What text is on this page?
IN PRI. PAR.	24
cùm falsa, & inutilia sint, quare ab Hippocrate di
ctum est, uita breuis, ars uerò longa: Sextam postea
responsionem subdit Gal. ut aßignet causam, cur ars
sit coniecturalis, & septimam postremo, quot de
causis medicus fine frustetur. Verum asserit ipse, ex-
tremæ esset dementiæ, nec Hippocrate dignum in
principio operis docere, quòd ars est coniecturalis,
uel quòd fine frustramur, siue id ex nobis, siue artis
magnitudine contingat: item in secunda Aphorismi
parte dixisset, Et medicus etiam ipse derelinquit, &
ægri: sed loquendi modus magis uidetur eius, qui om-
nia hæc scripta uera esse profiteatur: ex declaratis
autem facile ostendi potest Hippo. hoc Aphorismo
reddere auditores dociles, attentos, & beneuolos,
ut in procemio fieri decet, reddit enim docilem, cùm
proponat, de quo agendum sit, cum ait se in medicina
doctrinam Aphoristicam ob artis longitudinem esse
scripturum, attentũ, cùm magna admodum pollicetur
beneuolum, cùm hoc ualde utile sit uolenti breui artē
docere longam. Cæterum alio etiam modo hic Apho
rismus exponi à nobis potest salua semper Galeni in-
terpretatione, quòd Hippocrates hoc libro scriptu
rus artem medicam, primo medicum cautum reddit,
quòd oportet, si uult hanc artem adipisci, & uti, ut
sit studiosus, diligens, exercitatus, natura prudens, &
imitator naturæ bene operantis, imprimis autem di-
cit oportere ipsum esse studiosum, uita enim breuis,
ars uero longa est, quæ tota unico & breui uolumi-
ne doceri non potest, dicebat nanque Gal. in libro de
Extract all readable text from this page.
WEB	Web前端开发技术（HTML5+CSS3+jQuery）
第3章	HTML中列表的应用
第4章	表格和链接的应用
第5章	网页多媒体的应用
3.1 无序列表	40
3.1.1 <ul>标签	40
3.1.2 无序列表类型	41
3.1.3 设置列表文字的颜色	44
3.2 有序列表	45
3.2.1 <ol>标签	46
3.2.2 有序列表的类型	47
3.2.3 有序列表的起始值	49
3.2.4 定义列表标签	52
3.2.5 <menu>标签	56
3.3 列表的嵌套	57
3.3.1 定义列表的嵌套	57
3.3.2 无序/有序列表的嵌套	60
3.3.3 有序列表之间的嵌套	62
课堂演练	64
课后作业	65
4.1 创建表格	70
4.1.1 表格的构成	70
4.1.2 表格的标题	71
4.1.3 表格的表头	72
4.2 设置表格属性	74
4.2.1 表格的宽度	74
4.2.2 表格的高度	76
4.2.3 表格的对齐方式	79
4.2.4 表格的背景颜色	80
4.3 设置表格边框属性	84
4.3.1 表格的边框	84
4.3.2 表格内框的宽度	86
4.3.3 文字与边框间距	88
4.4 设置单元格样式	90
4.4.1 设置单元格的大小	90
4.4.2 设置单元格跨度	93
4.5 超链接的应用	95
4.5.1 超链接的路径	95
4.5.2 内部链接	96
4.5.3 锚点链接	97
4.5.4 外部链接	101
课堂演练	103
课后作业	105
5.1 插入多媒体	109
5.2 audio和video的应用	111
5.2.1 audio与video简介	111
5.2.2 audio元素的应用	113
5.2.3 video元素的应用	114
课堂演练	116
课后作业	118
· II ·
==============================
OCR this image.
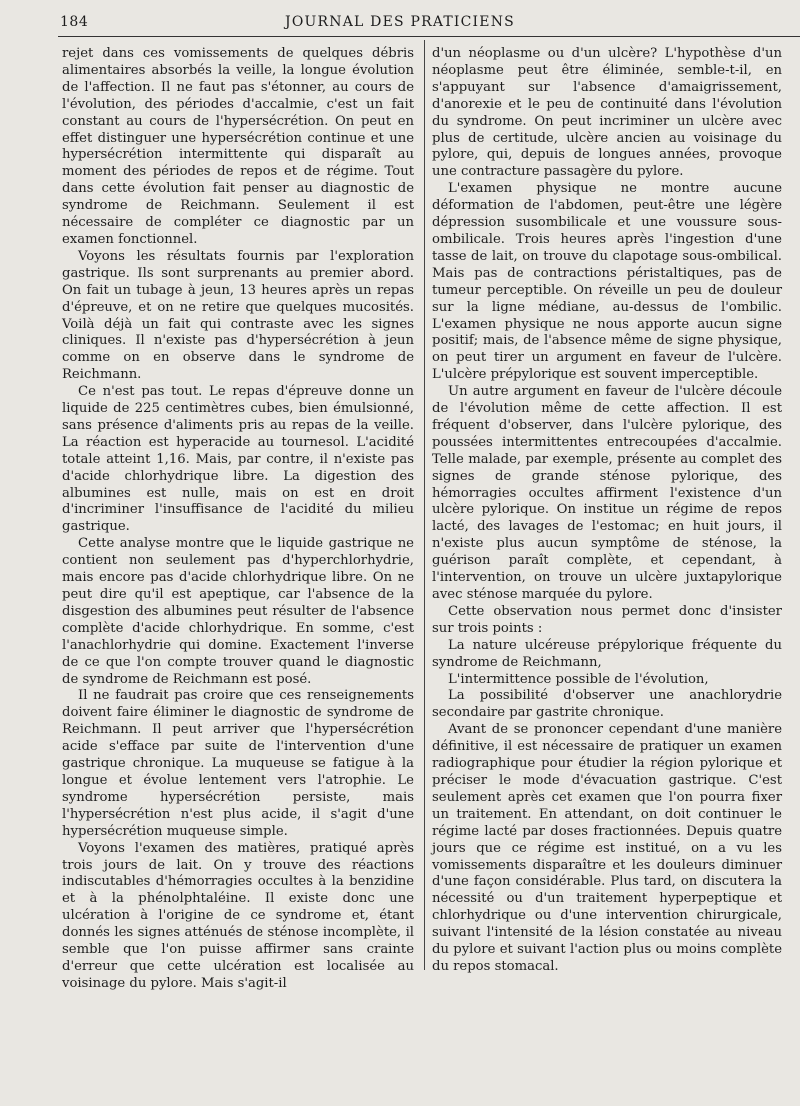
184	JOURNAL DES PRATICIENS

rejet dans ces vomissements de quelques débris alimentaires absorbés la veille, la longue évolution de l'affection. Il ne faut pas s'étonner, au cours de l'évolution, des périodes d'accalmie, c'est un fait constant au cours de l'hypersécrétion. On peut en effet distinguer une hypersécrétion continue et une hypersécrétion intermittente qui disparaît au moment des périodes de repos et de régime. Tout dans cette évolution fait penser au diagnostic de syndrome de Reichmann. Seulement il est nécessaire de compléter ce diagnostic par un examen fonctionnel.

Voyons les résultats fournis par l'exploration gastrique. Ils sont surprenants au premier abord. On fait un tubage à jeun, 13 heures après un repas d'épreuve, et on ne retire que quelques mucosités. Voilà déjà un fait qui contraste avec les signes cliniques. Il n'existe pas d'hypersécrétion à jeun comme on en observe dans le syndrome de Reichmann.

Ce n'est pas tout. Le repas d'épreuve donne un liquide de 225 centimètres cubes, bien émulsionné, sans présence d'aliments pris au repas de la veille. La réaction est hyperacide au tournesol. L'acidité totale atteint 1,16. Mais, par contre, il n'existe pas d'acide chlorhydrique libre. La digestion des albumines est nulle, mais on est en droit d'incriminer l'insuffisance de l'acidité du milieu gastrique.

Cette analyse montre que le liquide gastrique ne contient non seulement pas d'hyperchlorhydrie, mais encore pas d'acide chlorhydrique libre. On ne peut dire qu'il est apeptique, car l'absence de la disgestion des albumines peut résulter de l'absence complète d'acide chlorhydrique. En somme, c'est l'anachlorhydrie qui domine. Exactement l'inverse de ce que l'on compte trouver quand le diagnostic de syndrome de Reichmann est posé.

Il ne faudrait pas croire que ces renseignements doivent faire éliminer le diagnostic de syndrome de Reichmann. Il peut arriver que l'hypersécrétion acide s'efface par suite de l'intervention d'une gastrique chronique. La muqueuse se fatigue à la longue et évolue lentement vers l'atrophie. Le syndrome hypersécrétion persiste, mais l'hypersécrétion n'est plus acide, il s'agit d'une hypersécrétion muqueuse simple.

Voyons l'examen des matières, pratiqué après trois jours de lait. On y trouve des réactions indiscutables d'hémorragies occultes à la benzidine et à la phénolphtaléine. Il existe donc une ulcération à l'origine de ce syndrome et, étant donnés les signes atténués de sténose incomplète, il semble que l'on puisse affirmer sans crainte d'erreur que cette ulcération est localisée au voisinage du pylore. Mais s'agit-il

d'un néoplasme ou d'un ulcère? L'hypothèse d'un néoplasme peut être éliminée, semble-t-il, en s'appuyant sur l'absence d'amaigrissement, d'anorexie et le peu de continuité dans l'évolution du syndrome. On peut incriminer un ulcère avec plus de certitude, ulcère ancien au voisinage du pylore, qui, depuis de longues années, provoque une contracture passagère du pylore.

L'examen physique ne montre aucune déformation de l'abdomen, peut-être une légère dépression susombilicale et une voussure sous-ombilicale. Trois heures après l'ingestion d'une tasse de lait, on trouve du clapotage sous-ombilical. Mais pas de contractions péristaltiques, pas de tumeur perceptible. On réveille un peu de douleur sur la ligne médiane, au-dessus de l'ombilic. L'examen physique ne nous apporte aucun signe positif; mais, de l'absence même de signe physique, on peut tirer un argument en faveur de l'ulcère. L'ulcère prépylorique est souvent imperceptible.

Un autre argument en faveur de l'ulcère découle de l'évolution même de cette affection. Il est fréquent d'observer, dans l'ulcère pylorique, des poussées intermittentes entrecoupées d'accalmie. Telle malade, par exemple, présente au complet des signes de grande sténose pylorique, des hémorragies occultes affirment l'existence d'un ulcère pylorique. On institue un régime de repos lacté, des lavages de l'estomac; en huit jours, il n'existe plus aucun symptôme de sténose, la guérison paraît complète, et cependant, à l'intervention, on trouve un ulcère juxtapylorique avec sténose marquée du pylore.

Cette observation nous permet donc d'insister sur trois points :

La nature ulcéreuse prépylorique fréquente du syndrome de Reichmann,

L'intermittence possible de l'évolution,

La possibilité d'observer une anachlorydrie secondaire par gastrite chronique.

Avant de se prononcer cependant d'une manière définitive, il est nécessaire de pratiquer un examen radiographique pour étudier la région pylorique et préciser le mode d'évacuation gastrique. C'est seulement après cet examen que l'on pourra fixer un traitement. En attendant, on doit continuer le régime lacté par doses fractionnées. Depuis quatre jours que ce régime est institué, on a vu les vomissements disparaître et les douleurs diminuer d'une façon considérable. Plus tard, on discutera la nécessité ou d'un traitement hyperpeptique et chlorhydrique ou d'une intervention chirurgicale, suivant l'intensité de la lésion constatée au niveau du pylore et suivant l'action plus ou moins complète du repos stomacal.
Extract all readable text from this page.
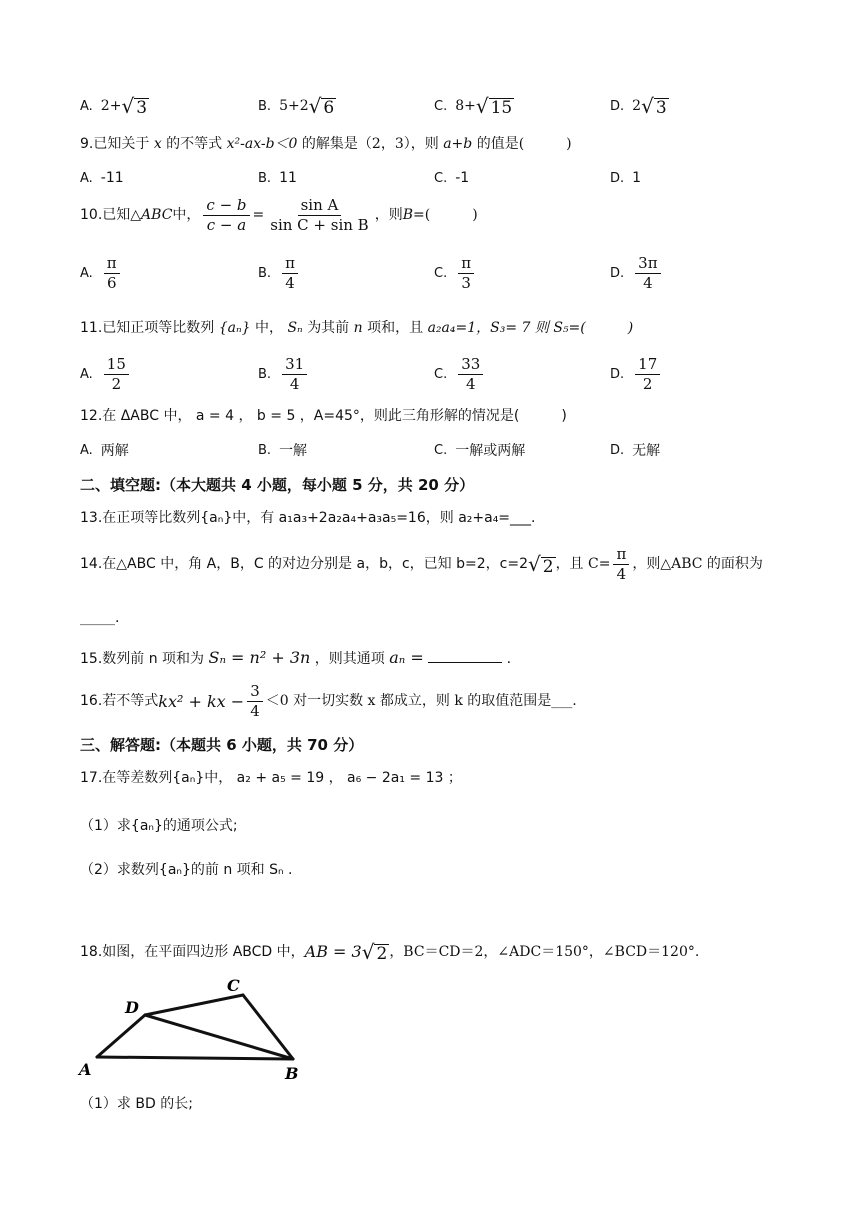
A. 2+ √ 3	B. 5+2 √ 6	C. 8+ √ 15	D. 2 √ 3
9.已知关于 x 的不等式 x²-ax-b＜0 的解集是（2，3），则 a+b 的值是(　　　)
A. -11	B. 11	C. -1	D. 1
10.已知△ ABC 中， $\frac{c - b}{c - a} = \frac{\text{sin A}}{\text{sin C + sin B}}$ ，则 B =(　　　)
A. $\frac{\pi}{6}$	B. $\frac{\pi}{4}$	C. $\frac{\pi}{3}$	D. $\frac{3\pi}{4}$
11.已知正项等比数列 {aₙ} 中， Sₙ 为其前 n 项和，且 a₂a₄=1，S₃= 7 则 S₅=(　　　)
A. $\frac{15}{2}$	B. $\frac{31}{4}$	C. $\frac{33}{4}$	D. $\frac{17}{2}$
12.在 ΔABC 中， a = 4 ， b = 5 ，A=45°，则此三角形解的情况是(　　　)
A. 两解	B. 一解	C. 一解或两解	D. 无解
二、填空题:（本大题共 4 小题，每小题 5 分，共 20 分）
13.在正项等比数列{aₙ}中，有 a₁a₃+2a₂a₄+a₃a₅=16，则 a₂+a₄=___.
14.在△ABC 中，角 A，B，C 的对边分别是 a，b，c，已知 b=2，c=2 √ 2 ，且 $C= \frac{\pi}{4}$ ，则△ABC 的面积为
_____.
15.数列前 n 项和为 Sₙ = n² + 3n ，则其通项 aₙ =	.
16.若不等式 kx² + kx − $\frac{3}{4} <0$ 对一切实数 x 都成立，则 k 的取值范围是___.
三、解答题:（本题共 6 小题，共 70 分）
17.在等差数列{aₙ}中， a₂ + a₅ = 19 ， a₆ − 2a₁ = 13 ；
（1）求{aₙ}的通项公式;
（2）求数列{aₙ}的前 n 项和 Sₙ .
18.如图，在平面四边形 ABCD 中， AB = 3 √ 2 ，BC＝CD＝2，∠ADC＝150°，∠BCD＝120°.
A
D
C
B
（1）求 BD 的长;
==============================
Task to complete: How many lines in the records above hold the word "artem"? Give only the number.

Expected answer: 2